(Saved entries)
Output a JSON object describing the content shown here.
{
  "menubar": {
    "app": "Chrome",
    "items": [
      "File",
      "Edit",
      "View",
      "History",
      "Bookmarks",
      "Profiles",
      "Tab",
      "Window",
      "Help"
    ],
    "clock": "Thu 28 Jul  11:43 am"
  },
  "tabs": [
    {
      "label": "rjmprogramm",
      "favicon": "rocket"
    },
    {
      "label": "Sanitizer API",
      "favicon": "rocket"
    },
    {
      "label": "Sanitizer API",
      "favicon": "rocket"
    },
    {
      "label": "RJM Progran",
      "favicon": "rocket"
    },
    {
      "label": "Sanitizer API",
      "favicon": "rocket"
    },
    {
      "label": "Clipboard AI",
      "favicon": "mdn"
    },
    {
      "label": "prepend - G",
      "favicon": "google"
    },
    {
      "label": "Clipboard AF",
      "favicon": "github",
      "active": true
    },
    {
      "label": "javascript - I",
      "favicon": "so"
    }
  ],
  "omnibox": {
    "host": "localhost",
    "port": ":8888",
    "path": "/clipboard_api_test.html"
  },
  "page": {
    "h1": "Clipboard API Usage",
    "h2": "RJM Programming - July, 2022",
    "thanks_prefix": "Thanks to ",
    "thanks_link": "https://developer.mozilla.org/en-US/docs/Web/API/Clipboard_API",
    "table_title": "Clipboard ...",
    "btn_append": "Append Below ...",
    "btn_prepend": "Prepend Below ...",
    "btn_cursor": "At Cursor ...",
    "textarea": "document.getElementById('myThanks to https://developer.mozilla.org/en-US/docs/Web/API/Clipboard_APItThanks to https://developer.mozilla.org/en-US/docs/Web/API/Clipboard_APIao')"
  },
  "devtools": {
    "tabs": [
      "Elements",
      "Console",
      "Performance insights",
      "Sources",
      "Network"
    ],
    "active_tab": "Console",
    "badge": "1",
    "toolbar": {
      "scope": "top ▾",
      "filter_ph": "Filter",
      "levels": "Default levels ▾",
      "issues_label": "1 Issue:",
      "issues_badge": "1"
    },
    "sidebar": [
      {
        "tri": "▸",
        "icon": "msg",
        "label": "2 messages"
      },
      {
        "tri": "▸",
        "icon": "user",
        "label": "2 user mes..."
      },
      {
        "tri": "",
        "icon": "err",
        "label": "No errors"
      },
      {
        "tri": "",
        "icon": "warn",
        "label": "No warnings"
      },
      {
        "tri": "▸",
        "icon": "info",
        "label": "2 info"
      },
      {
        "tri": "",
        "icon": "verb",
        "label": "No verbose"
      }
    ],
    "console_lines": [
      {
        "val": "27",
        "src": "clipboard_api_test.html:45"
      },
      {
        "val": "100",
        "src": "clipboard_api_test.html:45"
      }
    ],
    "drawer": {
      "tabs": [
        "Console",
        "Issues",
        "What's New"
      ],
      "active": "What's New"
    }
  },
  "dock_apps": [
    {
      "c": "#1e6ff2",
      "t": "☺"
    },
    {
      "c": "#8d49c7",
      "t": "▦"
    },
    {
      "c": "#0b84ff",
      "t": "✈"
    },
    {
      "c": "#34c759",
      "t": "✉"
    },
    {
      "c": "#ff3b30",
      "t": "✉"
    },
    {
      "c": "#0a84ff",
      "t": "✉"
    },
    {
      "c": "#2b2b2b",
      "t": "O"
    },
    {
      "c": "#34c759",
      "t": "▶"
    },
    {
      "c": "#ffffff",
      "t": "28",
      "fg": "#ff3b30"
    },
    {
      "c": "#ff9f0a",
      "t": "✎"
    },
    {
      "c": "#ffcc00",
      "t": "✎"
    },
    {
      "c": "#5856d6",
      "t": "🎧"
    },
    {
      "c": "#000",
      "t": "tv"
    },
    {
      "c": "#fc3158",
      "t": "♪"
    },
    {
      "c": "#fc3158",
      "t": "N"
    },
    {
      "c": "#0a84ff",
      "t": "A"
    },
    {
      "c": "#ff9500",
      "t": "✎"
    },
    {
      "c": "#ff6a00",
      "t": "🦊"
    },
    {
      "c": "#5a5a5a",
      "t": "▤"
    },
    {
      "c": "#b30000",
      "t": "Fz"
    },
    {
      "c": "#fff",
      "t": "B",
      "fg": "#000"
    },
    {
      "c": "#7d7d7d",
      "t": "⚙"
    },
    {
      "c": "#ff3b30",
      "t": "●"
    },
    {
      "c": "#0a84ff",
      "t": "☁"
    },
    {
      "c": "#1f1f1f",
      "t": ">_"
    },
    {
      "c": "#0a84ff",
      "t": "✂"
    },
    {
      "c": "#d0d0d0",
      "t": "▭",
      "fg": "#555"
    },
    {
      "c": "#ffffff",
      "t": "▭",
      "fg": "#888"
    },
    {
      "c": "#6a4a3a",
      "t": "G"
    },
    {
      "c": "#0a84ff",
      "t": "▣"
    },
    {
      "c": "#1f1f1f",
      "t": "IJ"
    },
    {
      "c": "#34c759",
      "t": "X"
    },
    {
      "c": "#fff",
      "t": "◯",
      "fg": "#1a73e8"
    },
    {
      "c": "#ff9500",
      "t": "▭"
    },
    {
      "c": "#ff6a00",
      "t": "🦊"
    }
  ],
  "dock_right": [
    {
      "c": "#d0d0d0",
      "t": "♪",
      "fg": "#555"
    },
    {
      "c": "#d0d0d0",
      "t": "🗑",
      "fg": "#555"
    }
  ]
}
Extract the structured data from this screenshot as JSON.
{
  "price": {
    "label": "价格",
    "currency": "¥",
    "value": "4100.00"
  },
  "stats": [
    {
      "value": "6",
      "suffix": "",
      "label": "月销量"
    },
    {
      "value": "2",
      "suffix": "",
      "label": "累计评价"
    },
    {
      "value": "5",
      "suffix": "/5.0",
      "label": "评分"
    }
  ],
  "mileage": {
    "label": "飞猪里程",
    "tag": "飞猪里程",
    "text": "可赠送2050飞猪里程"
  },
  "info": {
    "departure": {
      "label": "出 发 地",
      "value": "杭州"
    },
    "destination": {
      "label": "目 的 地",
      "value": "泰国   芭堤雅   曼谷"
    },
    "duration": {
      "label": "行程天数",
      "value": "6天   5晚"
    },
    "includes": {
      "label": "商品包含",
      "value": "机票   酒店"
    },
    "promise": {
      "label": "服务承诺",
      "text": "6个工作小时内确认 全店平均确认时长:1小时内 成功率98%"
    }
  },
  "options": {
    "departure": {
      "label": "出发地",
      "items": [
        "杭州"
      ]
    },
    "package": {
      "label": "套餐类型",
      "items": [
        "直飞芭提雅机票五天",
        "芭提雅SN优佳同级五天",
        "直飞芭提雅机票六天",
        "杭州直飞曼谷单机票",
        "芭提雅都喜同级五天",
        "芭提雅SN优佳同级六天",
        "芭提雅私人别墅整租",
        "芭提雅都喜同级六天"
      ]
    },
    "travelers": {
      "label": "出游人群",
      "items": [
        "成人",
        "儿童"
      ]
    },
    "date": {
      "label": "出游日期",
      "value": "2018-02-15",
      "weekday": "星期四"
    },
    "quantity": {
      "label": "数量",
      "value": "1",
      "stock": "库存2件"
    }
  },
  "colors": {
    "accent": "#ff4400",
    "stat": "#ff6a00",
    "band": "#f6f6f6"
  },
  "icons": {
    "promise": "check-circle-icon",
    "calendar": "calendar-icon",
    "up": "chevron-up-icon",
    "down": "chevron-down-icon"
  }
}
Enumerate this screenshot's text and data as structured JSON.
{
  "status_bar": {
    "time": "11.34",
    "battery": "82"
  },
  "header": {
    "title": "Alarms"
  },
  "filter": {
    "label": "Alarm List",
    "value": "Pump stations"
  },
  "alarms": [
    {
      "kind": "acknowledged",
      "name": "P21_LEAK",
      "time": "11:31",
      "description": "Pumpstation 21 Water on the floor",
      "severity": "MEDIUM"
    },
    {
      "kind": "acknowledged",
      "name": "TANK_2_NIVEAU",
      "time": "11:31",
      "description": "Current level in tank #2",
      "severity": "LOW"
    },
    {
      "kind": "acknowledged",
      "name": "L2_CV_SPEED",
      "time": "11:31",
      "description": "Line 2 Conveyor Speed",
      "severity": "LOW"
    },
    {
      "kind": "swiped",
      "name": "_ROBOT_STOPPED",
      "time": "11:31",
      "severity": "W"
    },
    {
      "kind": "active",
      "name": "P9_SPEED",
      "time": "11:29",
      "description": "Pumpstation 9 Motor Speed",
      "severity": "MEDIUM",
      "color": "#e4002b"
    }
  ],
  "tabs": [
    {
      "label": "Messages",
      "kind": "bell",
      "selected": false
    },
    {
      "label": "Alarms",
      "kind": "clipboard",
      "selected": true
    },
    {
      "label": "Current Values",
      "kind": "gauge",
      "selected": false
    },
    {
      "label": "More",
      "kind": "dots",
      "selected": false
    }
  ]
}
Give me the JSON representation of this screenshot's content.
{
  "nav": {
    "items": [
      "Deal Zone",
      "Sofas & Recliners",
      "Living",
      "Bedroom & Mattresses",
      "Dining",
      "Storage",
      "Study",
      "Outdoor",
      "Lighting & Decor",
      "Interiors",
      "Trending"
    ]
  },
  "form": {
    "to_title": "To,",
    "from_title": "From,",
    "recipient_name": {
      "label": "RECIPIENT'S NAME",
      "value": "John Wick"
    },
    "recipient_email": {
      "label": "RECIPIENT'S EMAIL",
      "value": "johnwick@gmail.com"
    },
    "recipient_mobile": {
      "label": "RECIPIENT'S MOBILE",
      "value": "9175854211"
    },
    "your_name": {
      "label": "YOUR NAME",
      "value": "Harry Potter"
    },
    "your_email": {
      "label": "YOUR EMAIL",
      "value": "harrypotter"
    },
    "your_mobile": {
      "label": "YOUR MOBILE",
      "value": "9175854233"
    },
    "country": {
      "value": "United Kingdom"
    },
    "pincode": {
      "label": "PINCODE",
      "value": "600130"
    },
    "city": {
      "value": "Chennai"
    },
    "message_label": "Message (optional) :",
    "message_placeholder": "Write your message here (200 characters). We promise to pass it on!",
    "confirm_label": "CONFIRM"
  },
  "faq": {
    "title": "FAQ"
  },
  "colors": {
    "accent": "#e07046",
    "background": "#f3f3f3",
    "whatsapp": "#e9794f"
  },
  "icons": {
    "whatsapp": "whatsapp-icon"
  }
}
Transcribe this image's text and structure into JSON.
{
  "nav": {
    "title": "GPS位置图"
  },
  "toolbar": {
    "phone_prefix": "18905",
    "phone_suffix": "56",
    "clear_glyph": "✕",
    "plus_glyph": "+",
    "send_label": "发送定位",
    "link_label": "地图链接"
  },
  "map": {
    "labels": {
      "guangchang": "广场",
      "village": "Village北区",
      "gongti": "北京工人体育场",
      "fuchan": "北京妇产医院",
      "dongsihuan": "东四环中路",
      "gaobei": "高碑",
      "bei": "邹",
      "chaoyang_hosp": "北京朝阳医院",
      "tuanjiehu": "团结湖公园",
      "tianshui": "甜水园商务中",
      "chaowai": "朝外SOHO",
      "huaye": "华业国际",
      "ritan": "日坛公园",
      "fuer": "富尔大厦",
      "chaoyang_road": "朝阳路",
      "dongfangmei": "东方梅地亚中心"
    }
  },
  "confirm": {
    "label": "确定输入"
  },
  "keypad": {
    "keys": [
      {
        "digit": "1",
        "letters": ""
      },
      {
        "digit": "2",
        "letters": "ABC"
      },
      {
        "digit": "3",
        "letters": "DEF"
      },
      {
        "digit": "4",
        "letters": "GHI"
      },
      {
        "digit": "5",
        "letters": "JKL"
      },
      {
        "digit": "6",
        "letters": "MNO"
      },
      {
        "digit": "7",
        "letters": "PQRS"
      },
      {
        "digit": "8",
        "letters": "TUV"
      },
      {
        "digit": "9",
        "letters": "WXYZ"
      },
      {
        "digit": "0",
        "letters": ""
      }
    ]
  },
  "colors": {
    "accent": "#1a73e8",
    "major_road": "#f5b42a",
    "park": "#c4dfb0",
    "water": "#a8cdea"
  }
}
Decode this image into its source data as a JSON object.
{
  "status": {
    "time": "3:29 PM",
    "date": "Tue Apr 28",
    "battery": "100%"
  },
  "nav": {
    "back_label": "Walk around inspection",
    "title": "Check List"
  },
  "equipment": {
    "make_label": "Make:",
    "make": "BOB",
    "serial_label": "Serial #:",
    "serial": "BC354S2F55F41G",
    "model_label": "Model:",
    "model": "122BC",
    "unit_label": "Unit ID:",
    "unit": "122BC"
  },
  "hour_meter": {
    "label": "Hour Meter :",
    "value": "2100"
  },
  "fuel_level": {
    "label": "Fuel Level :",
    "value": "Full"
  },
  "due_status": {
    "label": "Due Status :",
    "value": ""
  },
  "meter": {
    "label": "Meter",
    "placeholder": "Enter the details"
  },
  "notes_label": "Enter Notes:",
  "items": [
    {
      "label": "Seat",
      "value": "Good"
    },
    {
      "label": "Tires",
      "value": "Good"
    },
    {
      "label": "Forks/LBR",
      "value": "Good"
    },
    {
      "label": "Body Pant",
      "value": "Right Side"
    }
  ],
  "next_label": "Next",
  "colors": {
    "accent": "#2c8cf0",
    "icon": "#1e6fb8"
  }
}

### Exercise requirements
Your answer should be one number: how many lines of the listing include the word "kind".

### Final answer
9